ASSIGNED TASK A:
For each statement below, say whether it agrees with the passage on health-care costs. Answer yes or no, and quote the deciding words of the passage. (i) More than half of personal bankruptcies are related to medical bills. (ii) The passage says that 150 million Americans lack any health-care insurance. (iii) Employers have recently been expanding the health-care benefits they offer.
ASSIGNED TASK B:
Translate this sentence from the passage on health-care costs into Spanish: "Society will not be able to afford to do everything that can be done medically for all people."
ASSIGNED TASK C:
Reproduce the passage on health-care costs from "If health care" to "early Alzheimer’s disease?".

SELECTED EXCERPT:
◇ ◇ ◇
Bankruptcies: Forty-eight million Americans lack any health-care insurance. Many others are underinsured. It is said that 150 million Americans are only one serious illness away from financial disaster. More than 50 percent of personal bankruptcies are related to medical bills. Our system of health care is based on employer-supplied health-care benefits. In recent years, escalating costs have forced employers to discontinue health-care benefits or transfer more of the costs to employees. Increasingly, private citizens and politicians alike are calling for some system of providing basic health care for all.

If health care is to become available to all, there will necessarily be limits. Society will not be able to afford to do everything that can be done medically for all people. Choices will need to be made about who is eligible for the most expensive forms of health care. Everyone is likely to agree that a 55-year-old father or mother of growing children deserves this kind of expensive care. But will a 74-year-old retired person be eligible for coronary bypass surgery? What if he is 84? Or 94? What if he is 74 and has been in and out of prison? What if he is 64 and has clear evidence of early Alzheimer’s disease?
◇ ◇ ◇
RECORDS PROVIDED:

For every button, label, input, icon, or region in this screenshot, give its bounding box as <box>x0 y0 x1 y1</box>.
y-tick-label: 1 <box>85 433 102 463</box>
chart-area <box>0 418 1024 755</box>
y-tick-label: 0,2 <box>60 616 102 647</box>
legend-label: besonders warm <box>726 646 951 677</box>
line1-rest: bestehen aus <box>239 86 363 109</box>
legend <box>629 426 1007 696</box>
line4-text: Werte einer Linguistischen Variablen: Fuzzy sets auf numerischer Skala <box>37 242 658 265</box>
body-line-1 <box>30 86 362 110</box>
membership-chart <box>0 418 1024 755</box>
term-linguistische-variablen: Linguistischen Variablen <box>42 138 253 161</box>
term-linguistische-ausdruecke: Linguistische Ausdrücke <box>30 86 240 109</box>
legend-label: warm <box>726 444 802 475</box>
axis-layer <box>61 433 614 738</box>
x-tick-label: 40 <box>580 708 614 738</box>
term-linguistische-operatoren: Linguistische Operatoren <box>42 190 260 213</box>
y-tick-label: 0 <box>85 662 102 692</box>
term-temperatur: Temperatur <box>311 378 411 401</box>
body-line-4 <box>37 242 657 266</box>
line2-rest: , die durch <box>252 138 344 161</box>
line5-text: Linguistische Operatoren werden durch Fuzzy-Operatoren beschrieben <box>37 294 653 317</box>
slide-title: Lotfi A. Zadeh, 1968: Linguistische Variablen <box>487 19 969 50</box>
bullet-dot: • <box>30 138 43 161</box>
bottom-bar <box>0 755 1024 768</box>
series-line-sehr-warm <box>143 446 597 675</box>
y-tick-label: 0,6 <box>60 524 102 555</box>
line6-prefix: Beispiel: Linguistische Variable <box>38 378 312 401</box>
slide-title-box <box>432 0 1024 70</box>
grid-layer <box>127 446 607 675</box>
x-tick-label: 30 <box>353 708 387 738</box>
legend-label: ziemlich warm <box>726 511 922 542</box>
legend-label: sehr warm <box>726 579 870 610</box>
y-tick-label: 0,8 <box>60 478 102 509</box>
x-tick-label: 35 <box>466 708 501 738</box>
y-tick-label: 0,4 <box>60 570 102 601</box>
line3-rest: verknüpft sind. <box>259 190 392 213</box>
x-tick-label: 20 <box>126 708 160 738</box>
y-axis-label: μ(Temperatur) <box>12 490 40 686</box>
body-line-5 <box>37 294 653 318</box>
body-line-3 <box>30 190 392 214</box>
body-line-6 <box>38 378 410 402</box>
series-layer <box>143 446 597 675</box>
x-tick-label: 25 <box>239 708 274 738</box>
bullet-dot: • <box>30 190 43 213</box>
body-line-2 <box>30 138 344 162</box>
◇ ◇ ◇
EXPECTED OUTPUT A:
(i) Yes: "More than 50 percent of personal bankruptcies are related to medical bills."
(ii) No: "Forty-eight million Americans lack any health-care insurance."
(iii) No: "escalating costs have forced employers to discontinue health-care benefits or transfer more of the costs to employees."

EXPECTED OUTPUT B:
La sociedad no podrá permitirse hacer todo lo que se puede hacer médicamente por todas las personas.

EXPECTED OUTPUT C:
If health care is to become available to all, there will necessarily be limits. Society will not be able to afford to do everything that can be done medically for all people. Choices will need to be made about who is eligible for the most expensive forms of health care. Everyone is likely to agree that a 55-year-old father or mother of growing children deserves this kind of expensive care. But will a 74-year-old retired person be eligible for coronary bypass surgery? What if he is 84? Or 94? What if he is 74 and has been in and out of prison? What if he is 64 and has clear evidence of early Alzheimer’s disease?